(Extracted records)
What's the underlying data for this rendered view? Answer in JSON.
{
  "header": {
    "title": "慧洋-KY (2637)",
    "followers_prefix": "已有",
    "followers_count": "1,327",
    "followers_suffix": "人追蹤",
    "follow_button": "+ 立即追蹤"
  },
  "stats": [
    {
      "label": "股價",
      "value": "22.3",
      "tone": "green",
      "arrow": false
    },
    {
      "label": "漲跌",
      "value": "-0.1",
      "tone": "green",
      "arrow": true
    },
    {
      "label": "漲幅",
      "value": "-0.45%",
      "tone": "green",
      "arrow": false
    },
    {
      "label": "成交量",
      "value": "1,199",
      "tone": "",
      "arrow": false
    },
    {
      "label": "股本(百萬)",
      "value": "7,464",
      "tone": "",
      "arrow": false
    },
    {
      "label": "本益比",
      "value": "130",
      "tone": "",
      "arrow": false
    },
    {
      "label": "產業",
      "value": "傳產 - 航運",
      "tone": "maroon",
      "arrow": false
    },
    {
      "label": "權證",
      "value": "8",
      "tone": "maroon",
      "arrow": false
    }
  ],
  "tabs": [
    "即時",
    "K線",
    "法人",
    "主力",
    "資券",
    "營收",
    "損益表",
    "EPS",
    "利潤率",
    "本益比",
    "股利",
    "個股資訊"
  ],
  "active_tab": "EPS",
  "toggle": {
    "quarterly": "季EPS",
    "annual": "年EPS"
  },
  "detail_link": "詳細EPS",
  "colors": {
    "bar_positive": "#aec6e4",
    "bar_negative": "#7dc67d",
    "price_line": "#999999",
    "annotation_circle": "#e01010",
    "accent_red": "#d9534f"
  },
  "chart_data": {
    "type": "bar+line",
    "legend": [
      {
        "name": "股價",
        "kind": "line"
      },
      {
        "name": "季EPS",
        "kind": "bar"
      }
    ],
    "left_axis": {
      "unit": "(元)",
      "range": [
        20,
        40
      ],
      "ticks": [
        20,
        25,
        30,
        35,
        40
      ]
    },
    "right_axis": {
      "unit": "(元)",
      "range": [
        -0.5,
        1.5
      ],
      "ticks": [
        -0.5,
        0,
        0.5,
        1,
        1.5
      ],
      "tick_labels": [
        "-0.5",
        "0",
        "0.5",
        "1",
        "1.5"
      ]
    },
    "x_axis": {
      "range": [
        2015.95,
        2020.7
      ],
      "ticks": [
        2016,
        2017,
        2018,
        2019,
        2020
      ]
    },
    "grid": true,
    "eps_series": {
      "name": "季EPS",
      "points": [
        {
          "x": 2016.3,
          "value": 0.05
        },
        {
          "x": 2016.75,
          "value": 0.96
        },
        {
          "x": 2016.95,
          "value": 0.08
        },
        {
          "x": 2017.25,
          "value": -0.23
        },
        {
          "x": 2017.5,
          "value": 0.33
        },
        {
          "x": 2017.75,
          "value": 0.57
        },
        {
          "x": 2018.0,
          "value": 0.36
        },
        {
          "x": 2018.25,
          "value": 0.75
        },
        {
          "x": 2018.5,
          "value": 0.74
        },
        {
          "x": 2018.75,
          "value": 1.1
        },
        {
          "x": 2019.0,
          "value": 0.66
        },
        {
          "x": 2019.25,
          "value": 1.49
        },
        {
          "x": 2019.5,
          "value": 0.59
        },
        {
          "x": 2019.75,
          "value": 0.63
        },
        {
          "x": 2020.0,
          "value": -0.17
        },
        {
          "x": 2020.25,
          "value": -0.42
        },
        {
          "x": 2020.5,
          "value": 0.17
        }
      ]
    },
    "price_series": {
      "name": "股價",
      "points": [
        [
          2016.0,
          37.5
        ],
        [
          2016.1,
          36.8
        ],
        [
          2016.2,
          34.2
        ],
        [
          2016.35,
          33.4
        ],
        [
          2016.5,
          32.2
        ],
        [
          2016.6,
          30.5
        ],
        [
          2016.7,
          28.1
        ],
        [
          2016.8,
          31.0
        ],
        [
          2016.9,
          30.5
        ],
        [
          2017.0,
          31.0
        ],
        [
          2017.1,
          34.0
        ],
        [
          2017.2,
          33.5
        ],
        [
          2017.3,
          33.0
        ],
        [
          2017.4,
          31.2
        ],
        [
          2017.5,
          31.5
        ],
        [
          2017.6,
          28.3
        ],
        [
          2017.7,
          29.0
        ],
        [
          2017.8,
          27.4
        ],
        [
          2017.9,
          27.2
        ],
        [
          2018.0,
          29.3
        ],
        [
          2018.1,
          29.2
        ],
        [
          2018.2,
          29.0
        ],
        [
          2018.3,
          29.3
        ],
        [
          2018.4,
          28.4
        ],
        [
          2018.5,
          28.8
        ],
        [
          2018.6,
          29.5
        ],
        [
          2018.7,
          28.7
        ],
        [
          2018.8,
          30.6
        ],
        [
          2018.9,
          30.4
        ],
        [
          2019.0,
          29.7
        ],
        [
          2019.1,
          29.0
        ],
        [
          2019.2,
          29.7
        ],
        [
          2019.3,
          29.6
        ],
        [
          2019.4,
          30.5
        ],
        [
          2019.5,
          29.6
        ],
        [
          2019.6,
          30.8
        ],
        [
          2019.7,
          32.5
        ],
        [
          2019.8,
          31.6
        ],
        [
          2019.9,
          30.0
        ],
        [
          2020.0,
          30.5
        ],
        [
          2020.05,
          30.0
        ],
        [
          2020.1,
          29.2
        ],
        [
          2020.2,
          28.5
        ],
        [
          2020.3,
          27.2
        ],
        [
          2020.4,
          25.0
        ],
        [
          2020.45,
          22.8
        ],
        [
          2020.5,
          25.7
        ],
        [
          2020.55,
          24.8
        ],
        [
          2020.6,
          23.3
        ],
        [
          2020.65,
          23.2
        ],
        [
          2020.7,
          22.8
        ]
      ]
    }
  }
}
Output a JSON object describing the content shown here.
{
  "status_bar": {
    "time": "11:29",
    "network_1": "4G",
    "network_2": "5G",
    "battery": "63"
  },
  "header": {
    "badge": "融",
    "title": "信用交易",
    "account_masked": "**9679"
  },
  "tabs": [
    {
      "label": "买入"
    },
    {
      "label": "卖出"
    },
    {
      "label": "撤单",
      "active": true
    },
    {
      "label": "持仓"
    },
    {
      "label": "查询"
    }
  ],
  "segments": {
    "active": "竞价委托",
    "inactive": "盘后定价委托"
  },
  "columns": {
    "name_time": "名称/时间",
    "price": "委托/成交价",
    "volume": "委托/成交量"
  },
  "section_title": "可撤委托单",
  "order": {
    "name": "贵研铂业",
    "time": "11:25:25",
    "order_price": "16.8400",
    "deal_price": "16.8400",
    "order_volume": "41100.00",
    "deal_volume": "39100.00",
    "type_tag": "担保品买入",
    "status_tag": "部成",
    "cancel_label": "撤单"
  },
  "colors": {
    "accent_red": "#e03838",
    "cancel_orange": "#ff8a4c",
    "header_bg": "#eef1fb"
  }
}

PROBLEM: Write an exact transcription of every entry above.

FULL SOLUTION:
What's the underlying data for this rendered view? Answer in JSON.
{
  "header": {
    "title": "慧洋-KY (2637)",
    "followers_prefix": "已有",
    "followers_count": "1,327",
    "followers_suffix": "人追蹤",
    "follow_button": "+ 立即追蹤"
  },
  "stats": [
    {
      "label": "股價",
      "value": "22.3",
      "tone": "green",
      "arrow": false
    },
    {
      "label": "漲跌",
      "value": "-0.1",
      "tone": "green",
      "arrow": true
    },
    {
      "label": "漲幅",
      "value": "-0.45%",
      "tone": "green",
      "arrow": false
    },
    {
      "label": "成交量",
      "value": "1,199",
      "tone": "",
      "arrow": false
    },
    {
      "label": "股本(百萬)",
      "value": "7,464",
      "tone": "",
      "arrow": false
    },
    {
      "label": "本益比",
      "value": "130",
      "tone": "",
      "arrow": false
    },
    {
      "label": "產業",
      "value": "傳產 - 航運",
      "tone": "maroon",
      "arrow": false
    },
    {
      "label": "權證",
      "value": "8",
      "tone": "maroon",
      "arrow": false
    }
  ],
  "tabs": [
    "即時",
    "K線",
    "法人",
    "主力",
    "資券",
    "營收",
    "損益表",
    "EPS",
    "利潤率",
    "本益比",
    "股利",
    "個股資訊"
  ],
  "active_tab": "EPS",
  "toggle": {
    "quarterly": "季EPS",
    "annual": "年EPS"
  },
  "detail_link": "詳細EPS",
  "colors": {
    "bar_positive": "#aec6e4",
    "bar_negative": "#7dc67d",
    "price_line": "#999999",
    "annotation_circle": "#e01010",
    "accent_red": "#d9534f"
  },
  "chart_data": {
    "type": "bar+line",
    "legend": [
      {
        "name": "股價",
        "kind": "line"
      },
      {
        "name": "季EPS",
        "kind": "bar"
      }
    ],
    "left_axis": {
      "unit": "(元)",
      "range": [
        20,
        40
      ],
      "ticks": [
        20,
        25,
        30,
        35,
        40
      ]
    },
    "right_axis": {
      "unit": "(元)",
      "range": [
        -0.5,
        1.5
      ],
      "ticks": [
        -0.5,
        0,
        0.5,
        1,
        1.5
      ],
      "tick_labels": [
        "-0.5",
        "0",
        "0.5",
        "1",
        "1.5"
      ]
    },
    "x_axis": {
      "range": [
        2015.95,
        2020.7
      ],
      "ticks": [
        2016,
        2017,
        2018,
        2019,
        2020
      ]
    },
    "grid": true,
    "eps_series": {
      "name": "季EPS",
      "points": [
        {
          "x": 2016.3,
          "value": 0.05
        },
        {
          "x": 2016.75,
          "value": 0.96
        },
        {
          "x": 2016.95,
          "value": 0.08
        },
        {
          "x": 2017.25,
          "value": -0.23
        },
        {
          "x": 2017.5,
          "value": 0.33
        },
        {
          "x": 2017.75,
          "value": 0.57
        },
        {
          "x": 2018.0,
          "value": 0.36
        },
        {
          "x": 2018.25,
          "value": 0.75
        },
        {
          "x": 2018.5,
          "value": 0.74
        },
        {
          "x": 2018.75,
          "value": 1.1
        },
        {
          "x": 2019.0,
          "value": 0.66
        },
        {
          "x": 2019.25,
          "value": 1.49
        },
        {
          "x": 2019.5,
          "value": 0.59
        },
        {
          "x": 2019.75,
          "value": 0.63
        },
        {
          "x": 2020.0,
          "value": -0.17
        },
        {
          "x": 2020.25,
          "value": -0.42
        },
        {
          "x": 2020.5,
          "value": 0.17
        }
      ]
    },
    "price_series": {
      "name": "股價",
      "points": [
        [
          2016.0,
          37.5
        ],
        [
          2016.1,
          36.8
        ],
        [
          2016.2,
          34.2
        ],
        [
          2016.35,
          33.4
        ],
        [
          2016.5,
          32.2
        ],
        [
          2016.6,
          30.5
        ],
        [
          2016.7,
          28.1
        ],
        [
          2016.8,
          31.0
        ],
        [
          2016.9,
          30.5
        ],
        [
          2017.0,
          31.0
        ],
        [
          2017.1,
          34.0
        ],
        [
          2017.2,
          33.5
        ],
        [
          2017.3,
          33.0
        ],
        [
          2017.4,
          31.2
        ],
        [
          2017.5,
          31.5
        ],
        [
          2017.6,
          28.3
        ],
        [
          2017.7,
          29.0
        ],
        [
          2017.8,
          27.4
        ],
        [
          2017.9,
          27.2
        ],
        [
          2018.0,
          29.3
        ],
        [
          2018.1,
          29.2
        ],
        [
          2018.2,
          29.0
        ],
        [
          2018.3,
          29.3
        ],
        [
          2018.4,
          28.4
        ],
        [
          2018.5,
          28.8
        ],
        [
          2018.6,
          29.5
        ],
        [
          2018.7,
          28.7
        ],
        [
          2018.8,
          30.6
        ],
        [
          2018.9,
          30.4
        ],
        [
          2019.0,
          29.7
        ],
        [
          2019.1,
          29.0
        ],
        [
          2019.2,
          29.7
        ],
        [
          2019.3,
          29.6
        ],
        [
          2019.4,
          30.5
        ],
        [
          2019.5,
          29.6
        ],
        [
          2019.6,
          30.8
        ],
        [
          2019.7,
          32.5
        ],
        [
          2019.8,
          31.6
        ],
        [
          2019.9,
          30.0
        ],
        [
          2020.0,
          30.5
        ],
        [
          2020.05,
          30.0
        ],
        [
          2020.1,
          29.2
        ],
        [
          2020.2,
          28.5
        ],
        [
          2020.3,
          27.2
        ],
        [
          2020.4,
          25.0
        ],
        [
          2020.45,
          22.8
        ],
        [
          2020.5,
          25.7
        ],
        [
          2020.55,
          24.8
        ],
        [
          2020.6,
          23.3
        ],
        [
          2020.65,
          23.2
        ],
        [
          2020.7,
          22.8
        ]
      ]
    }
  }
}
Output a JSON object describing the content shown here.
{
  "status_bar": {
    "time": "11:29",
    "network_1": "4G",
    "network_2": "5G",
    "battery": "63"
  },
  "header": {
    "badge": "融",
    "title": "信用交易",
    "account_masked": "**9679"
  },
  "tabs": [
    {
      "label": "买入"
    },
    {
      "label": "卖出"
    },
    {
      "label": "撤单",
      "active": true
    },
    {
      "label": "持仓"
    },
    {
      "label": "查询"
    }
  ],
  "segments": {
    "active": "竞价委托",
    "inactive": "盘后定价委托"
  },
  "columns": {
    "name_time": "名称/时间",
    "price": "委托/成交价",
    "volume": "委托/成交量"
  },
  "section_title": "可撤委托单",
  "order": {
    "name": "贵研铂业",
    "time": "11:25:25",
    "order_price": "16.8400",
    "deal_price": "16.8400",
    "order_volume": "41100.00",
    "deal_volume": "39100.00",
    "type_tag": "担保品买入",
    "status_tag": "部成",
    "cancel_label": "撤单"
  },
  "colors": {
    "accent_red": "#e03838",
    "cancel_orange": "#ff8a4c",
    "header_bg": "#eef1fb"
  }
}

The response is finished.